EXERCISE DESCRIPTION: Write the data out again in full, with no departure from the original.

INPUT MATERIAL:
╭──

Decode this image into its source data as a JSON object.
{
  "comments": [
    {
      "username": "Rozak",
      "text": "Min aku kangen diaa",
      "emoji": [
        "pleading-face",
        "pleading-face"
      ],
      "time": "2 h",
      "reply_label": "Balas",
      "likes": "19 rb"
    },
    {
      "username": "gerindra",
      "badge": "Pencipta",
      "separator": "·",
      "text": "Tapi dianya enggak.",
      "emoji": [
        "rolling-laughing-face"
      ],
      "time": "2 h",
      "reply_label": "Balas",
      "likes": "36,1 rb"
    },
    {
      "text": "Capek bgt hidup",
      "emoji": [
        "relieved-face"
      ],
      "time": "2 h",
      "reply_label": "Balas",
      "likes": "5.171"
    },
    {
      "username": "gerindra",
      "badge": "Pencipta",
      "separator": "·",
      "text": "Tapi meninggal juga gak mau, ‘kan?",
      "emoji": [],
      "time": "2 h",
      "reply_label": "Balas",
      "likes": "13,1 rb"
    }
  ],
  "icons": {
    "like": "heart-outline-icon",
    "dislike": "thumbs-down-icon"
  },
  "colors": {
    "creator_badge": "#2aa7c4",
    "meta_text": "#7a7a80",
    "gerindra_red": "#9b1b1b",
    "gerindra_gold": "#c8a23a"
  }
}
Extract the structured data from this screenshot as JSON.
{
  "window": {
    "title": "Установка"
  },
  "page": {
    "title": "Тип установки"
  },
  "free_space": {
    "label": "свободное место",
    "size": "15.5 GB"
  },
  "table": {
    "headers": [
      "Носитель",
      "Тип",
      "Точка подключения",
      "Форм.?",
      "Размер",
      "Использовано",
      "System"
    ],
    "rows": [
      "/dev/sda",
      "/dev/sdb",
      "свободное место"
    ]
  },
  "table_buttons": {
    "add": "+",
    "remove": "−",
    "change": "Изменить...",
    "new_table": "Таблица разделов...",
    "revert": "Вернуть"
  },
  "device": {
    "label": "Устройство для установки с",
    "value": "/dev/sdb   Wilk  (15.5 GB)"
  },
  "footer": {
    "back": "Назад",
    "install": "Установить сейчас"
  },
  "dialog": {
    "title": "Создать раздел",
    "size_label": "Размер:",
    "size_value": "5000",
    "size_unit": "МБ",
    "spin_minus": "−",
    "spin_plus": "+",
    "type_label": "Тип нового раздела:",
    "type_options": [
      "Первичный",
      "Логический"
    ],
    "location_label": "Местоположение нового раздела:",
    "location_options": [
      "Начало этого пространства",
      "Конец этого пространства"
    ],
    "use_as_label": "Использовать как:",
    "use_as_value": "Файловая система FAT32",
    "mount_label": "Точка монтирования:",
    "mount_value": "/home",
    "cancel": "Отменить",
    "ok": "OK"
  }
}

╰──

THE RESULT:
Decode this image into its source data as a JSON object.
{
  "comments": [
    {
      "username": "Rozak",
      "text": "Min aku kangen diaa",
      "emoji": [
        "pleading-face",
        "pleading-face"
      ],
      "time": "2 h",
      "reply_label": "Balas",
      "likes": "19 rb"
    },
    {
      "username": "gerindra",
      "badge": "Pencipta",
      "separator": "·",
      "text": "Tapi dianya enggak.",
      "emoji": [
        "rolling-laughing-face"
      ],
      "time": "2 h",
      "reply_label": "Balas",
      "likes": "36,1 rb"
    },
    {
      "text": "Capek bgt hidup",
      "emoji": [
        "relieved-face"
      ],
      "time": "2 h",
      "reply_label": "Balas",
      "likes": "5.171"
    },
    {
      "username": "gerindra",
      "badge": "Pencipta",
      "separator": "·",
      "text": "Tapi meninggal juga gak mau, ‘kan?",
      "emoji": [],
      "time": "2 h",
      "reply_label": "Balas",
      "likes": "13,1 rb"
    }
  ],
  "icons": {
    "like": "heart-outline-icon",
    "dislike": "thumbs-down-icon"
  },
  "colors": {
    "creator_badge": "#2aa7c4",
    "meta_text": "#7a7a80",
    "gerindra_red": "#9b1b1b",
    "gerindra_gold": "#c8a23a"
  }
}
Extract the structured data from this screenshot as JSON.
{
  "window": {
    "title": "Установка"
  },
  "page": {
    "title": "Тип установки"
  },
  "free_space": {
    "label": "свободное место",
    "size": "15.5 GB"
  },
  "table": {
    "headers": [
      "Носитель",
      "Тип",
      "Точка подключения",
      "Форм.?",
      "Размер",
      "Использовано",
      "System"
    ],
    "rows": [
      "/dev/sda",
      "/dev/sdb",
      "свободное место"
    ]
  },
  "table_buttons": {
    "add": "+",
    "remove": "−",
    "change": "Изменить...",
    "new_table": "Таблица разделов...",
    "revert": "Вернуть"
  },
  "device": {
    "label": "Устройство для установки с",
    "value": "/dev/sdb   Wilk  (15.5 GB)"
  },
  "footer": {
    "back": "Назад",
    "install": "Установить сейчас"
  },
  "dialog": {
    "title": "Создать раздел",
    "size_label": "Размер:",
    "size_value": "5000",
    "size_unit": "МБ",
    "spin_minus": "−",
    "spin_plus": "+",
    "type_label": "Тип нового раздела:",
    "type_options": [
      "Первичный",
      "Логический"
    ],
    "location_label": "Местоположение нового раздела:",
    "location_options": [
      "Начало этого пространства",
      "Конец этого пространства"
    ],
    "use_as_label": "Использовать как:",
    "use_as_value": "Файловая система FAT32",
    "mount_label": "Точка монтирования:",
    "mount_value": "/home",
    "cancel": "Отменить",
    "ok": "OK"
  }
}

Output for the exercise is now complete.